### THE EXERCISE
Determine how many lines of this material contain "갚으라는". Give only the number.

§

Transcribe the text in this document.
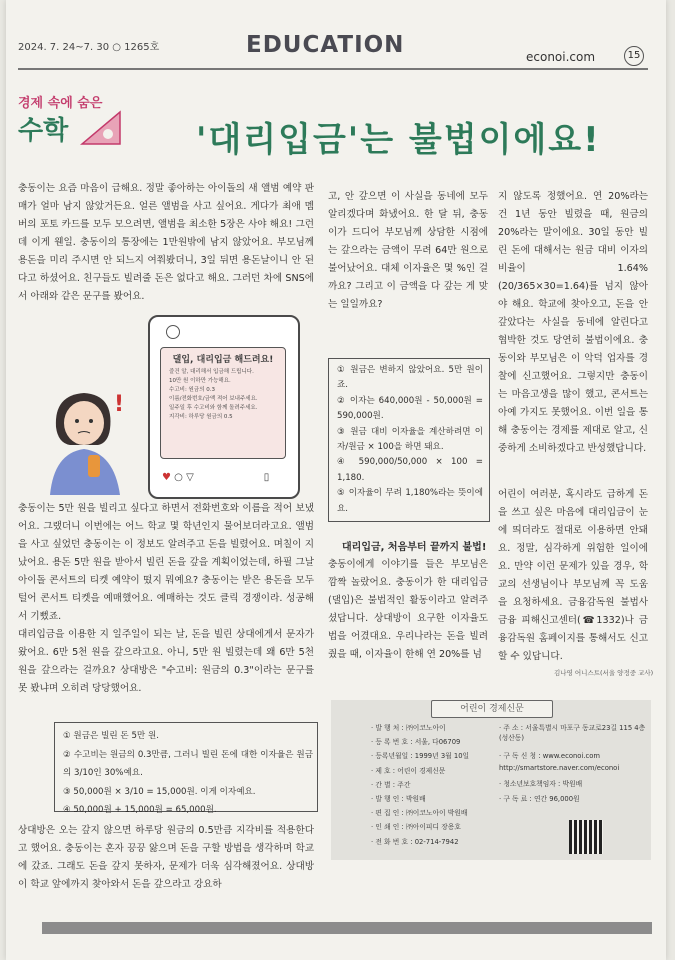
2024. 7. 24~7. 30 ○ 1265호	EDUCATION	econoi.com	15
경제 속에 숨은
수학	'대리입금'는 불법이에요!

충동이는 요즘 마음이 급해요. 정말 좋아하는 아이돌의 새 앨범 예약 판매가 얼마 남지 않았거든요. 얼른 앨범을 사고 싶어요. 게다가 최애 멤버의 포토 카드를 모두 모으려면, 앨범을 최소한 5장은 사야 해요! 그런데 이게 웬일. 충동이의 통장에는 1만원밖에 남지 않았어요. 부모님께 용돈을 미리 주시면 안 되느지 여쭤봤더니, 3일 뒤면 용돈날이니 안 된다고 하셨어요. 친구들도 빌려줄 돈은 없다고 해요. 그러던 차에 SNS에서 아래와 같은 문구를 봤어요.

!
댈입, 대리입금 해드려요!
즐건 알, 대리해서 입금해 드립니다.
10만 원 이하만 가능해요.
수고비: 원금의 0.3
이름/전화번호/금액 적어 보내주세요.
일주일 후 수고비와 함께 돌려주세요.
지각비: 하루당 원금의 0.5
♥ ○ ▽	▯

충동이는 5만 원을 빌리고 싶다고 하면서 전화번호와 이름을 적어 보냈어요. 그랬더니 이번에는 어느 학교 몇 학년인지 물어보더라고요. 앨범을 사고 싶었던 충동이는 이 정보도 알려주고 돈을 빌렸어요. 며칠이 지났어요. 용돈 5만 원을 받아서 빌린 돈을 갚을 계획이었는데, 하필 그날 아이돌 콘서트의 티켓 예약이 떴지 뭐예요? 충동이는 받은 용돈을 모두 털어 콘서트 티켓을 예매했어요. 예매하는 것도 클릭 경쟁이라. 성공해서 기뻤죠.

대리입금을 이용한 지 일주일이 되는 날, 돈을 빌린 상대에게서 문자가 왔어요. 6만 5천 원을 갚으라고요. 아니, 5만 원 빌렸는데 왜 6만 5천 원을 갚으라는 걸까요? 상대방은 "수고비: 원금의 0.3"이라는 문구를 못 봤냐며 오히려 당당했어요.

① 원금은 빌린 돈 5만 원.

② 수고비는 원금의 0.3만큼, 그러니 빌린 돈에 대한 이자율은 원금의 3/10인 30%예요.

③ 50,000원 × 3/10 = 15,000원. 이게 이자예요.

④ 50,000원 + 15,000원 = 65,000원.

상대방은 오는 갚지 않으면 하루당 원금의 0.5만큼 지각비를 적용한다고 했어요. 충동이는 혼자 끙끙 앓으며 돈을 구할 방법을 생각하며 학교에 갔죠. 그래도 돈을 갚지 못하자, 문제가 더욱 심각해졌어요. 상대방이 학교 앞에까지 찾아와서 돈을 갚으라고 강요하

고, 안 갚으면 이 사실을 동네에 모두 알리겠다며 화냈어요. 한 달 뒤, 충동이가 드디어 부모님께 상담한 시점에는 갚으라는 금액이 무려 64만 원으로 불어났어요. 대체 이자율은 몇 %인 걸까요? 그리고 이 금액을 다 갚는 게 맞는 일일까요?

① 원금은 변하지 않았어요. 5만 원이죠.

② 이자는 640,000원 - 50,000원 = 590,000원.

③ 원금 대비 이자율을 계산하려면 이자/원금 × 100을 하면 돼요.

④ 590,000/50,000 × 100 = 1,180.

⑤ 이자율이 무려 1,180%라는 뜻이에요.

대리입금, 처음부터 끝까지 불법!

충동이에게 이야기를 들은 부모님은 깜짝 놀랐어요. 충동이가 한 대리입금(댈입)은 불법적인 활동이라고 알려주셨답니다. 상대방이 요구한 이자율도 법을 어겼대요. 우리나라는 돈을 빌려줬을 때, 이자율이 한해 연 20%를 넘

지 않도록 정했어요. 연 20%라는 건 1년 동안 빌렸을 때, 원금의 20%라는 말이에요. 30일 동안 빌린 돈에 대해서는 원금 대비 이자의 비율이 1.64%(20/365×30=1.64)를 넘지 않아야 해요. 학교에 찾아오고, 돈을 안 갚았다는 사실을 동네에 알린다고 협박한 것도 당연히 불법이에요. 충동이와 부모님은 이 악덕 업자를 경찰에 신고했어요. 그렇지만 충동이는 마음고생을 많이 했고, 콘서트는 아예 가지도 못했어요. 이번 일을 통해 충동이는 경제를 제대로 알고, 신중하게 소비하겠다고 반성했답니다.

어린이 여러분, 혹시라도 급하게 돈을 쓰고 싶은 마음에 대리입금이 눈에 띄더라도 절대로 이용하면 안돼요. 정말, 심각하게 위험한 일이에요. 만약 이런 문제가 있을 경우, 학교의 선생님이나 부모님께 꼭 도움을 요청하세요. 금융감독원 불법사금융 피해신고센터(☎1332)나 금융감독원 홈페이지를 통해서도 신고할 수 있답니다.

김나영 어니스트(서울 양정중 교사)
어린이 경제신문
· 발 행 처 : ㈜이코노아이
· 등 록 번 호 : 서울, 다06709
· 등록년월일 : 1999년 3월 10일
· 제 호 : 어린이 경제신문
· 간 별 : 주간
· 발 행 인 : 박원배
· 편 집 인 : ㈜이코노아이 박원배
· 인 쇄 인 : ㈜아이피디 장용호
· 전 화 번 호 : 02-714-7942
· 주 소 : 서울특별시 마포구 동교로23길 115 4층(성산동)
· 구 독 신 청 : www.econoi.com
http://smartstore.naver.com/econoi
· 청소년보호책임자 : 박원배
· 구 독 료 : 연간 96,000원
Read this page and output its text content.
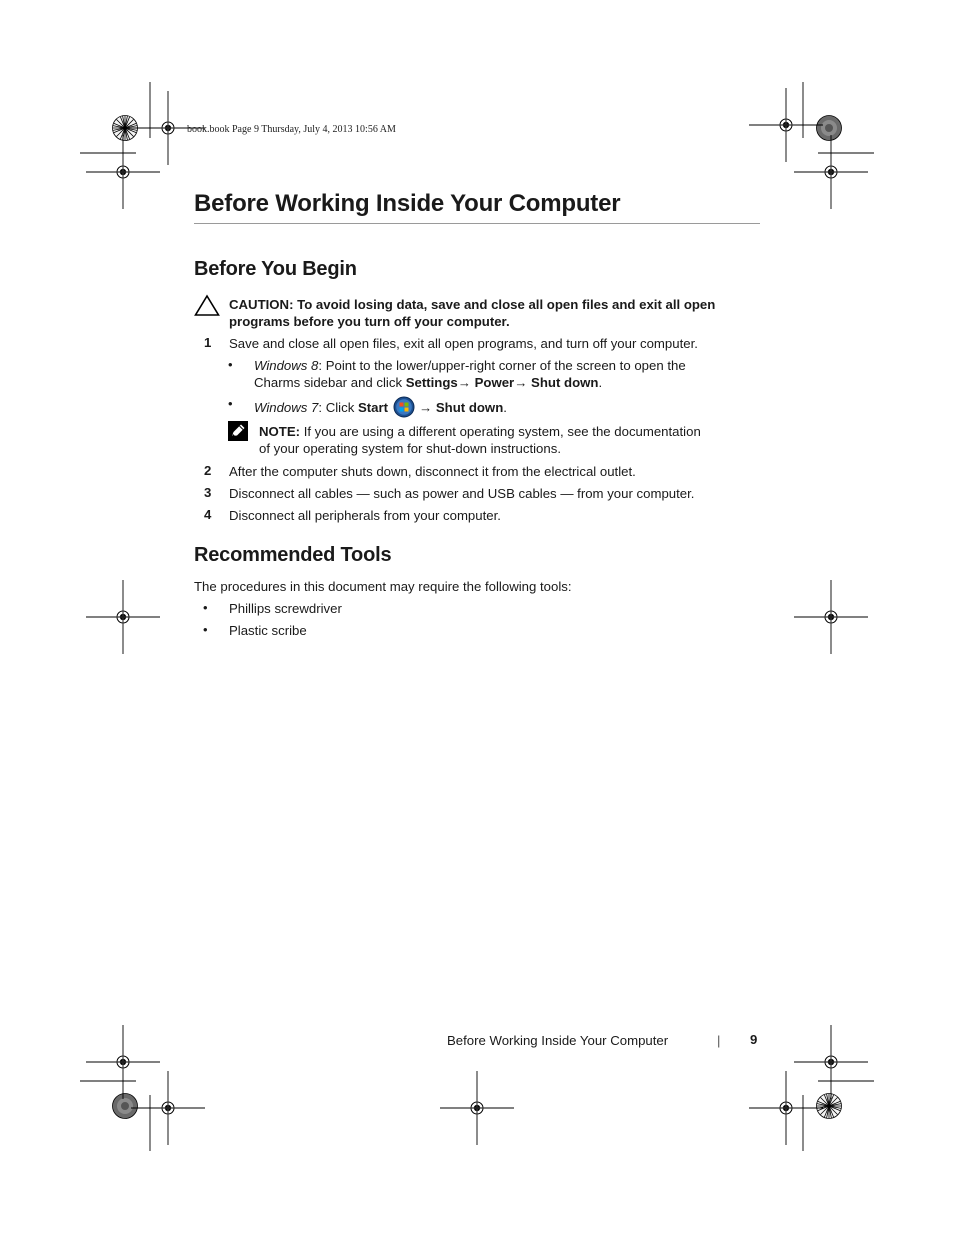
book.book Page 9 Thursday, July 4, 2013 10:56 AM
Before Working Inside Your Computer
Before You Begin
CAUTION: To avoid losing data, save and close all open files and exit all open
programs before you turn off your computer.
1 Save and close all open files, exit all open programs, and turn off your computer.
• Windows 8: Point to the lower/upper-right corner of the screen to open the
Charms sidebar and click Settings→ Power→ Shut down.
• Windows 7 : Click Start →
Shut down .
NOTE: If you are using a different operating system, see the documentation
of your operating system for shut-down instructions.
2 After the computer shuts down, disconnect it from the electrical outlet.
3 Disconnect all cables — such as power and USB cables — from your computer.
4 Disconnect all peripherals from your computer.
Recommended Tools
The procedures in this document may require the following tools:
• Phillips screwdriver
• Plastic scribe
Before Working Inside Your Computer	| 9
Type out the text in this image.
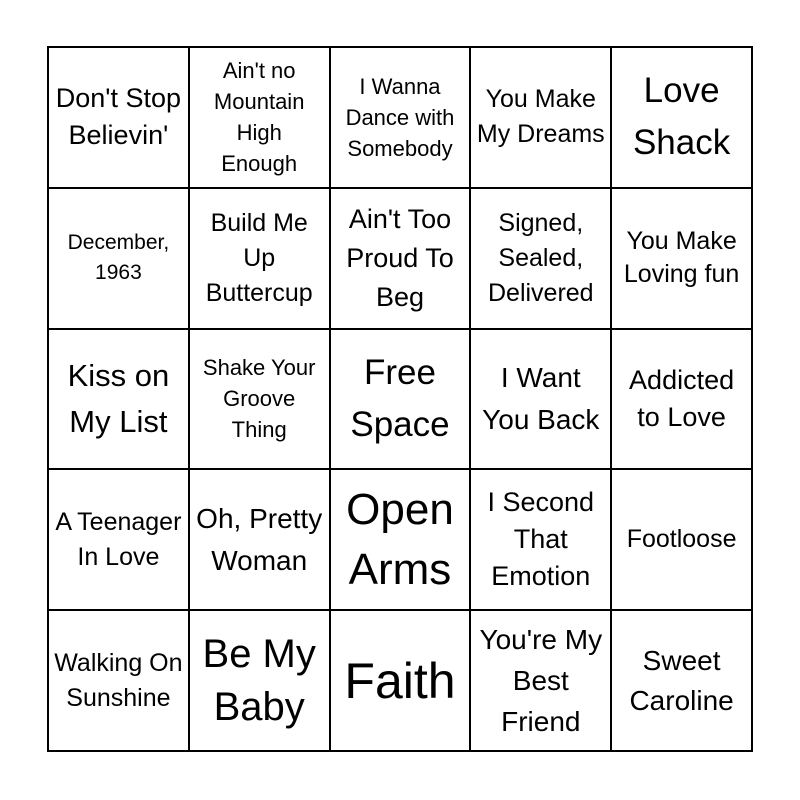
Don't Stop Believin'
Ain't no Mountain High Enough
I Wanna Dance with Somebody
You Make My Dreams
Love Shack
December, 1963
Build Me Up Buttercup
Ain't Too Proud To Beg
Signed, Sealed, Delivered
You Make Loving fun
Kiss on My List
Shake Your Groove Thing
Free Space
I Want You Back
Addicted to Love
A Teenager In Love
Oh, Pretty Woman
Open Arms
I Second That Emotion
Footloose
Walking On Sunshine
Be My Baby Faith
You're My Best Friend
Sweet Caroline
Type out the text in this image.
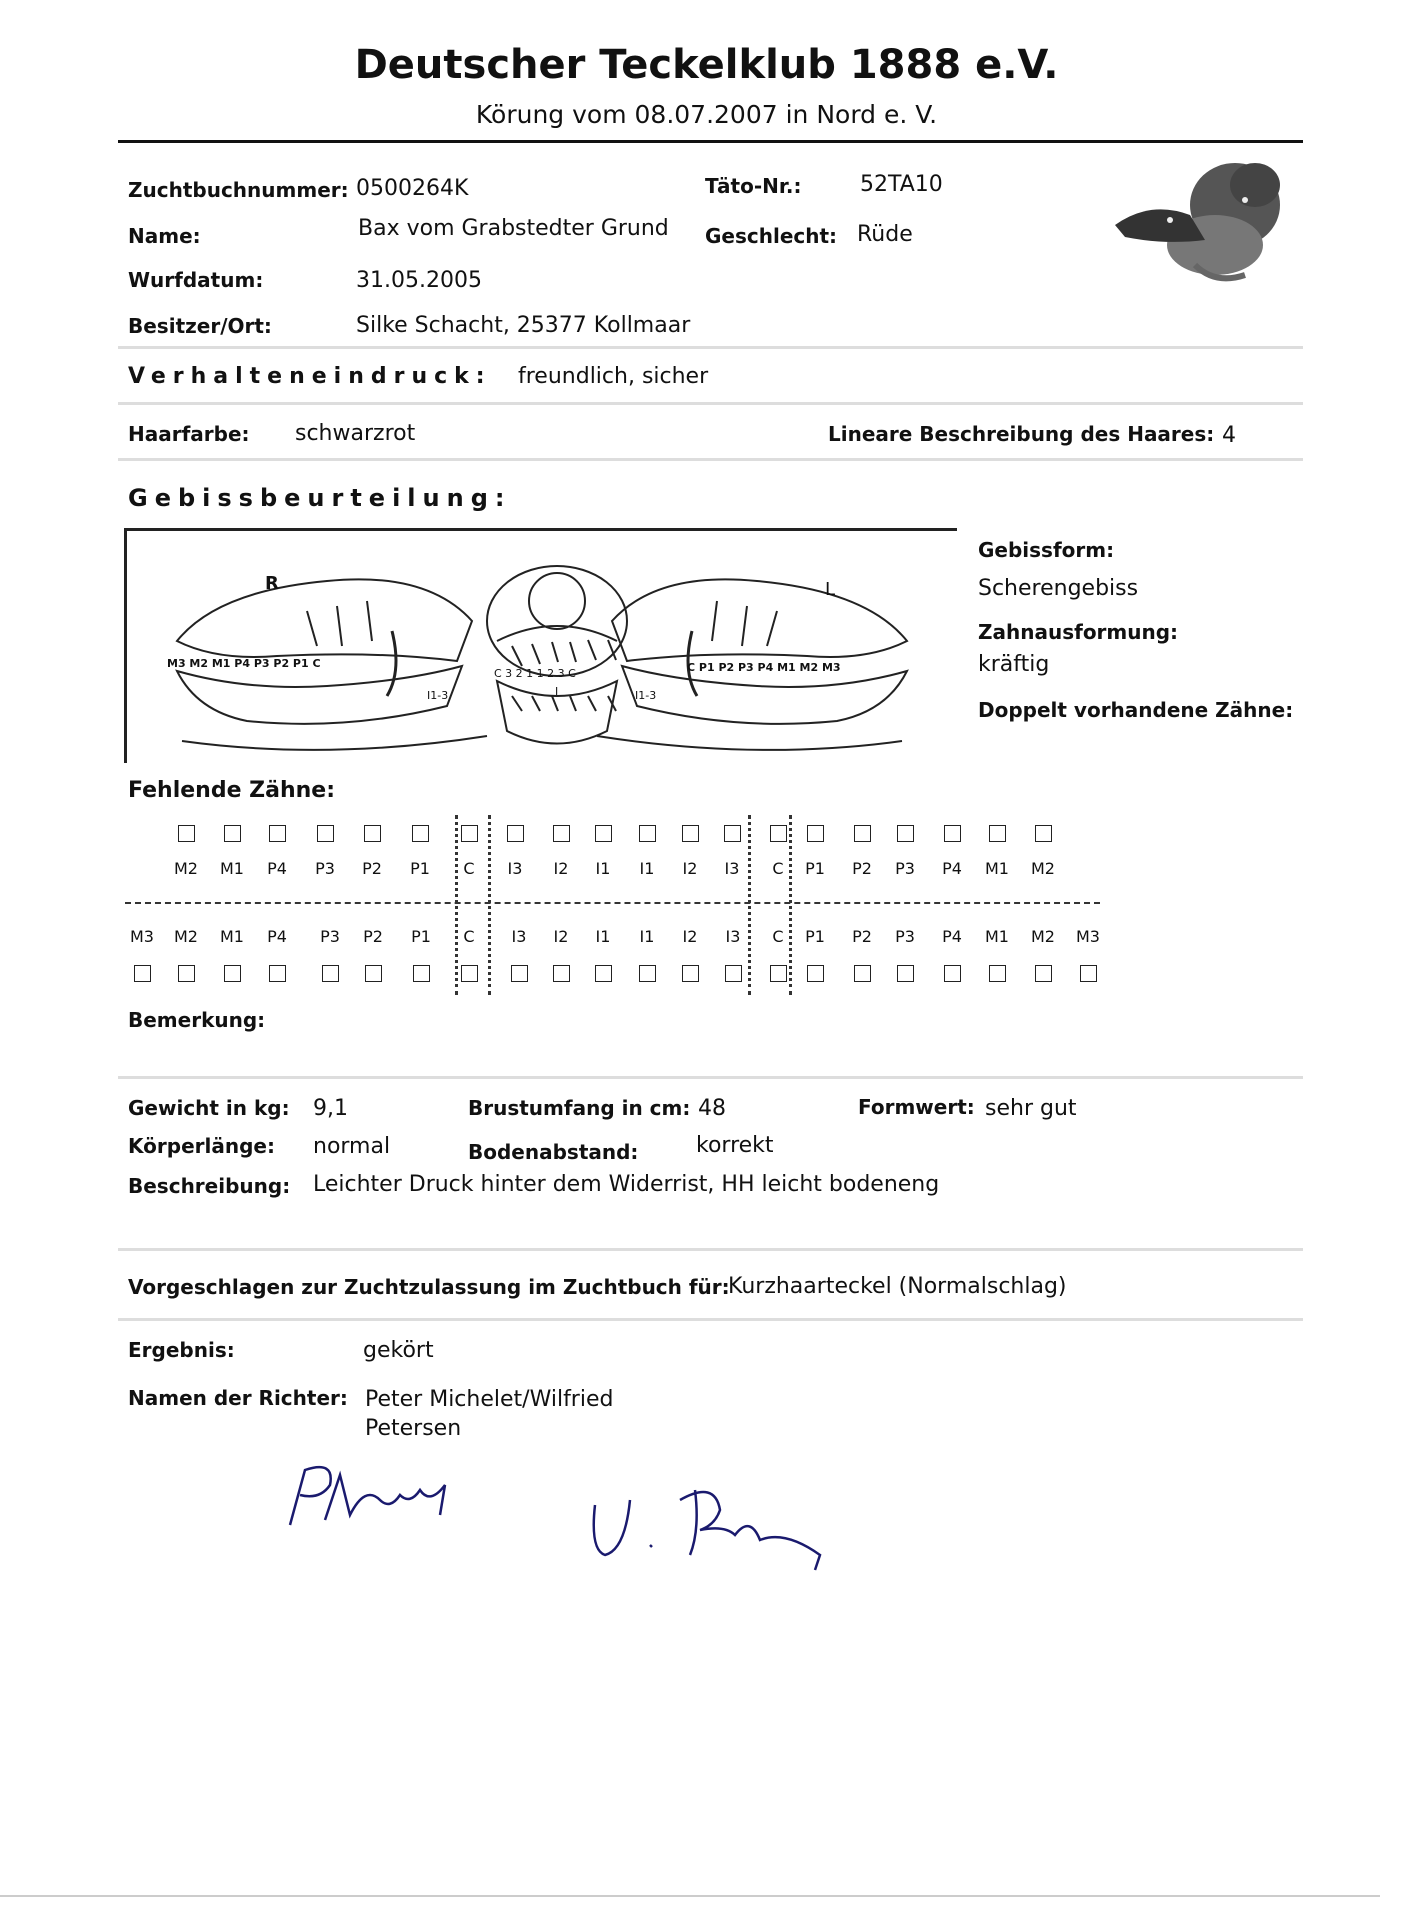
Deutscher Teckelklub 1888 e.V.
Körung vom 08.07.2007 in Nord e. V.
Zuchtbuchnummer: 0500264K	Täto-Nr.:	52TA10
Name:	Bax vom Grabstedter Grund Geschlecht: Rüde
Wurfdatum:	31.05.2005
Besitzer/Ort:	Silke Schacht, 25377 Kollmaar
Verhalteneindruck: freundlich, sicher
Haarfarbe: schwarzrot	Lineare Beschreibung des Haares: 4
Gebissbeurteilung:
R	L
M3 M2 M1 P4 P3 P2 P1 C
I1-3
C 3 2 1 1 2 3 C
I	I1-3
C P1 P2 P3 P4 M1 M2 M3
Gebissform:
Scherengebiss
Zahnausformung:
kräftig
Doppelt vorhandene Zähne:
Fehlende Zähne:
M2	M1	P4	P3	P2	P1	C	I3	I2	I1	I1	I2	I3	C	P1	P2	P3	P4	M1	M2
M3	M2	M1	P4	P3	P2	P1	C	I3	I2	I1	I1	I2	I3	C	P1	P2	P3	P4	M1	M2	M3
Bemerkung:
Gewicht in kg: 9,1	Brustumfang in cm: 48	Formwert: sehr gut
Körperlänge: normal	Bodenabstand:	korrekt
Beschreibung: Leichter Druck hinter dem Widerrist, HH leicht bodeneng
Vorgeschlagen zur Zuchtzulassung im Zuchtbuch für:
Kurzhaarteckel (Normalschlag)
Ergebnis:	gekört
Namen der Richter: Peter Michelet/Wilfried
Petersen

§

### EXERCISE OUTPUT
2